* [Exercise task] Keep the pictures out and restate every record exactly.

_ _ _

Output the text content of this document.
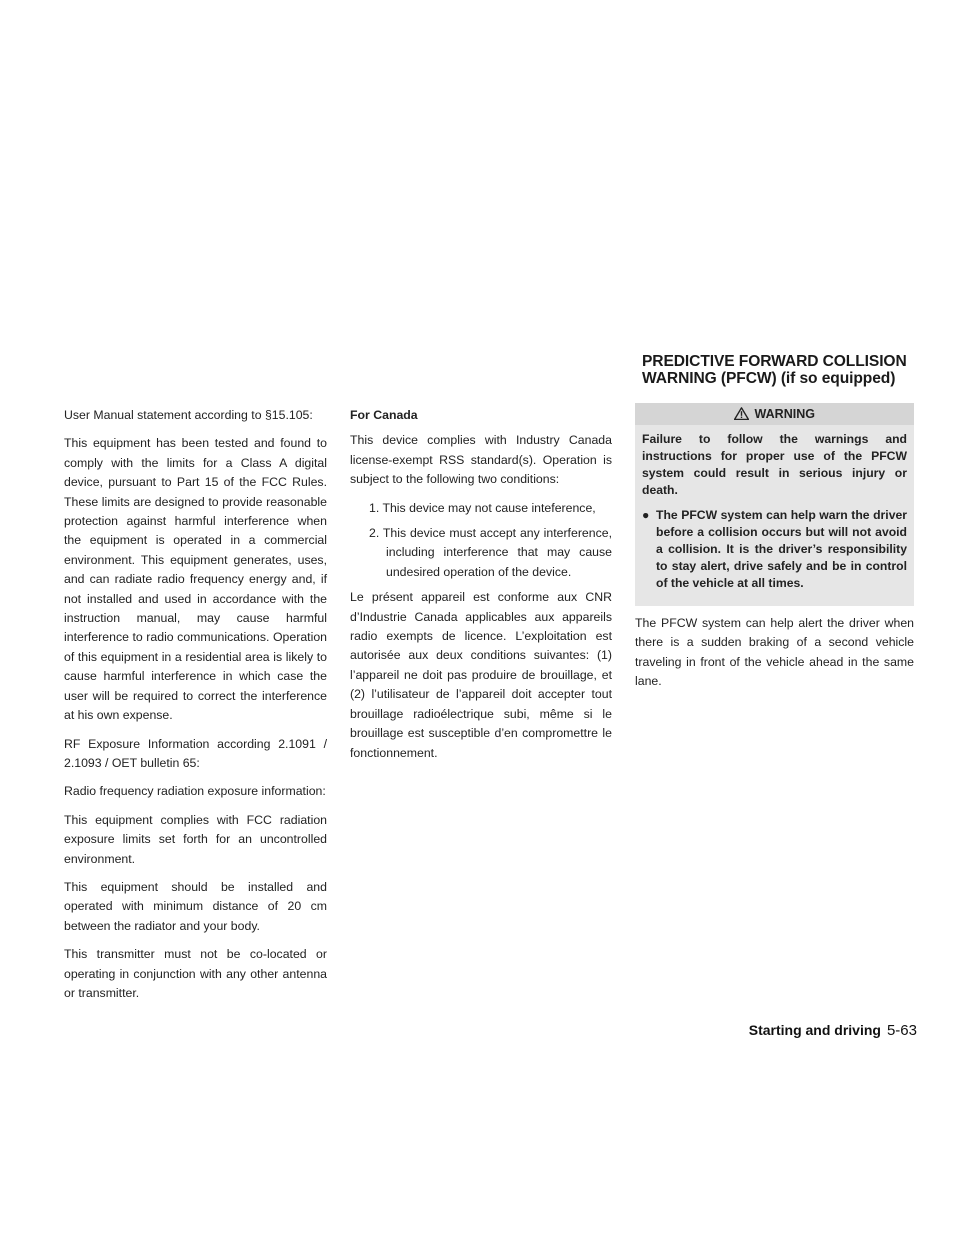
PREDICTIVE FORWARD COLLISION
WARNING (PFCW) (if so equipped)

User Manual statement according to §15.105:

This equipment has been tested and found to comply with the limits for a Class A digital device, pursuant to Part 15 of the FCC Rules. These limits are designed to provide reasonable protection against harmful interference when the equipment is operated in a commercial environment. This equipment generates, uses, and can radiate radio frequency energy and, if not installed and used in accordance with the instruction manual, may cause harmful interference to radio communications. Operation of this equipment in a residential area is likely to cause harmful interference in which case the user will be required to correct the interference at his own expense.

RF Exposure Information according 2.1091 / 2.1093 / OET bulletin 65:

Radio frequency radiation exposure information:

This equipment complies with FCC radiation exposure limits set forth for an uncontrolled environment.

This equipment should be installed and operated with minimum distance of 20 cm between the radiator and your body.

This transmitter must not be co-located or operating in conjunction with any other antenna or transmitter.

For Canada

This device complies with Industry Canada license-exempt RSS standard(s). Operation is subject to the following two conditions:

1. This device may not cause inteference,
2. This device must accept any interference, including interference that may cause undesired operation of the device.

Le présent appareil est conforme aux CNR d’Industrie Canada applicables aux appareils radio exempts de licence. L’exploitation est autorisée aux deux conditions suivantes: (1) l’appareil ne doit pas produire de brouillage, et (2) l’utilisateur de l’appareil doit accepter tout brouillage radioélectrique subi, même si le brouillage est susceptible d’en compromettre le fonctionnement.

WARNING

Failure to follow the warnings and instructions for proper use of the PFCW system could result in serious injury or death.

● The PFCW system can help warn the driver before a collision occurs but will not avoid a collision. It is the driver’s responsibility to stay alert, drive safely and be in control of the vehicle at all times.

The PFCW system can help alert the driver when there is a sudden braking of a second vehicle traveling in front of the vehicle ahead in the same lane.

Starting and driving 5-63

_ _ _

* [Task response]
Output the text content of this document.
PREDICTIVE FORWARD COLLISION
WARNING (PFCW) (if so equipped)

User Manual statement according to §15.105:

This equipment has been tested and found to comply with the limits for a Class A digital device, pursuant to Part 15 of the FCC Rules. These limits are designed to provide reasonable protection against harmful interference when the equipment is operated in a commercial environment. This equipment generates, uses, and can radiate radio frequency energy and, if not installed and used in accordance with the instruction manual, may cause harmful interference to radio communications. Operation of this equipment in a residential area is likely to cause harmful interference in which case the user will be required to correct the interference at his own expense.

RF Exposure Information according 2.1091 / 2.1093 / OET bulletin 65:

Radio frequency radiation exposure information:

This equipment complies with FCC radiation exposure limits set forth for an uncontrolled environment.

This equipment should be installed and operated with minimum distance of 20 cm between the radiator and your body.

This transmitter must not be co-located or operating in conjunction with any other antenna or transmitter.

For Canada

This device complies with Industry Canada license-exempt RSS standard(s). Operation is subject to the following two conditions:

1. This device may not cause inteference,
2. This device must accept any interference, including interference that may cause undesired operation of the device.

Le présent appareil est conforme aux CNR d’Industrie Canada applicables aux appareils radio exempts de licence. L’exploitation est autorisée aux deux conditions suivantes: (1) l’appareil ne doit pas produire de brouillage, et (2) l’utilisateur de l’appareil doit accepter tout brouillage radioélectrique subi, même si le brouillage est susceptible d’en compromettre le fonctionnement.

WARNING

Failure to follow the warnings and instructions for proper use of the PFCW system could result in serious injury or death.

● The PFCW system can help warn the driver before a collision occurs but will not avoid a collision. It is the driver’s responsibility to stay alert, drive safely and be in control of the vehicle at all times.

The PFCW system can help alert the driver when there is a sudden braking of a second vehicle traveling in front of the vehicle ahead in the same lane.

Starting and driving 5-63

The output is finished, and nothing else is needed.